*TASK OBJECTIVE*
Copy the entries below exactly. Images do not belong in the copy.

*INPUT FOR THIS TASK*
▶

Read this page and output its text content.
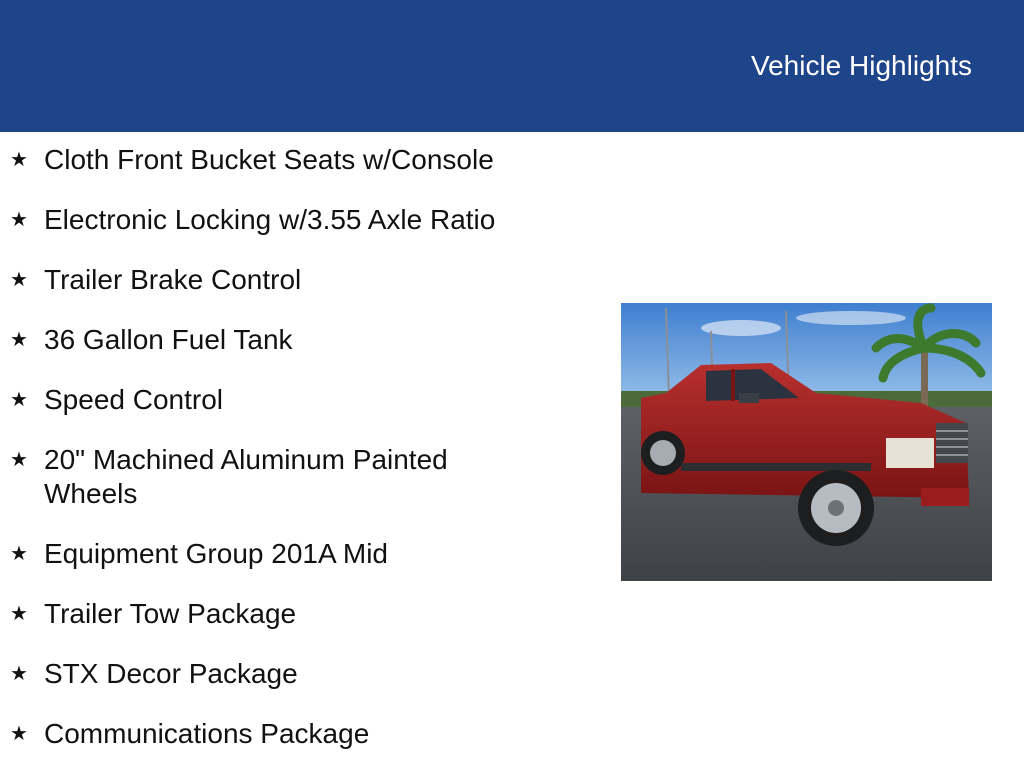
Vehicle Highlights
★ Cloth Front Bucket Seats w/Console
★ Electronic Locking w/3.55 Axle Ratio
★ Trailer Brake Control
★ 36 Gallon Fuel Tank
★ Speed Control
★ 20" Machined Aluminum Painted Wheels
★ Equipment Group 201A Mid
★ Trailer Tow Package
★ STX Decor Package
★ Communications Package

◀

*SOLVED PROBLEM*
Read this page and output its text content.
Vehicle Highlights
★ Cloth Front Bucket Seats w/Console
★ Electronic Locking w/3.55 Axle Ratio
★ Trailer Brake Control
★ 36 Gallon Fuel Tank
★ Speed Control
★ 20" Machined Aluminum Painted Wheels
★ Equipment Group 201A Mid
★ Trailer Tow Package
★ STX Decor Package
★ Communications Package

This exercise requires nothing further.